Brief: Quote all entries exactly, leaving pictures aside.

#####

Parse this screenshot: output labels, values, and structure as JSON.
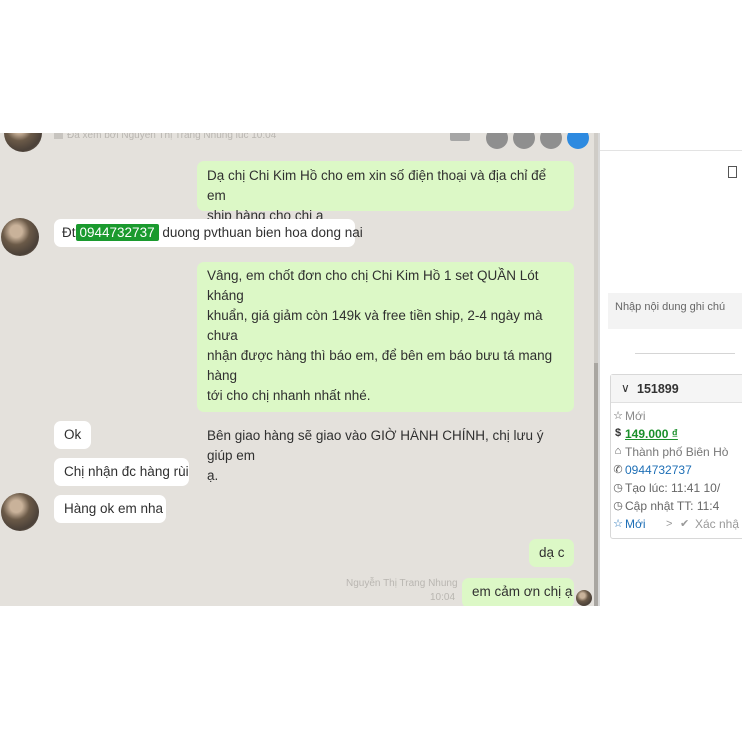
{
  "chat": {
    "seen_text": "Đã xem bởi Nguyễn Thị Trang Nhung lúc 10:04",
    "messages": {
      "m1_line1": "Dạ chị Chi Kim Hồ cho em xin số điện thoại và địa chỉ để em",
      "m1_line2": "ship hàng cho chị ạ",
      "m2_prefix": "Đt",
      "m2_phone": "0944732737",
      "m2_rest": "duong pvthuan bien hoa dong nai",
      "m3_line1": "Vâng, em chốt đơn cho chị Chi Kim Hồ 1 set QUẦN Lót kháng",
      "m3_line2": "khuẩn, giá giảm còn 149k và free tiền ship, 2-4 ngày mà chưa",
      "m3_line3": "nhận được hàng thì báo em, để bên em báo bưu tá mang hàng",
      "m3_line4": "tới cho chị nhanh nhất nhé.",
      "m3_line5": "Bên giao hàng sẽ giao vào GIỜ HÀNH CHÍNH, chị lưu ý giúp em",
      "m3_line6": "ạ.",
      "m4": "Ok",
      "m5": "Chị nhận đc hàng rùi",
      "m6": "Hàng ok em nha",
      "m7": "dạ c",
      "m8": "em cảm ơn chị ạ"
    },
    "sender_name": "Nguyễn Thị Trang Nhung",
    "sender_time": "10:04"
  },
  "panel": {
    "note_placeholder": "Nhập nội dung ghi chú",
    "order_id": "151899",
    "status": "Mới",
    "price": "149.000 ₫",
    "city": "Thành phố Biên Hò",
    "phone": "0944732737",
    "created": "Tạo lúc: 11:41 10/",
    "updated": "Cập nhật TT: 11:4",
    "step_current": "Mới",
    "step_next": "Xác nhậ",
    "chevron": ">",
    "colors": {
      "link_blue": "#1e6fb6",
      "price_green": "#1a8f2a",
      "bubble_out": "#dcf8c6",
      "phone_pill": "#1a9a2e"
    }
  }
}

#####

Exercise output:
Parse this screenshot: output labels, values, and structure as JSON.
{
  "chat": {
    "seen_text": "Đã xem bởi Nguyễn Thị Trang Nhung lúc 10:04",
    "messages": {
      "m1_line1": "Dạ chị Chi Kim Hồ cho em xin số điện thoại và địa chỉ để em",
      "m1_line2": "ship hàng cho chị ạ",
      "m2_prefix": "Đt",
      "m2_phone": "0944732737",
      "m2_rest": "duong pvthuan bien hoa dong nai",
      "m3_line1": "Vâng, em chốt đơn cho chị Chi Kim Hồ 1 set QUẦN Lót kháng",
      "m3_line2": "khuẩn, giá giảm còn 149k và free tiền ship, 2-4 ngày mà chưa",
      "m3_line3": "nhận được hàng thì báo em, để bên em báo bưu tá mang hàng",
      "m3_line4": "tới cho chị nhanh nhất nhé.",
      "m3_line5": "Bên giao hàng sẽ giao vào GIỜ HÀNH CHÍNH, chị lưu ý giúp em",
      "m3_line6": "ạ.",
      "m4": "Ok",
      "m5": "Chị nhận đc hàng rùi",
      "m6": "Hàng ok em nha",
      "m7": "dạ c",
      "m8": "em cảm ơn chị ạ"
    },
    "sender_name": "Nguyễn Thị Trang Nhung",
    "sender_time": "10:04"
  },
  "panel": {
    "note_placeholder": "Nhập nội dung ghi chú",
    "order_id": "151899",
    "status": "Mới",
    "price": "149.000 ₫",
    "city": "Thành phố Biên Hò",
    "phone": "0944732737",
    "created": "Tạo lúc: 11:41 10/",
    "updated": "Cập nhật TT: 11:4",
    "step_current": "Mới",
    "step_next": "Xác nhậ",
    "chevron": ">",
    "colors": {
      "link_blue": "#1e6fb6",
      "price_green": "#1a8f2a",
      "bubble_out": "#dcf8c6",
      "phone_pill": "#1a9a2e"
    }
  }
}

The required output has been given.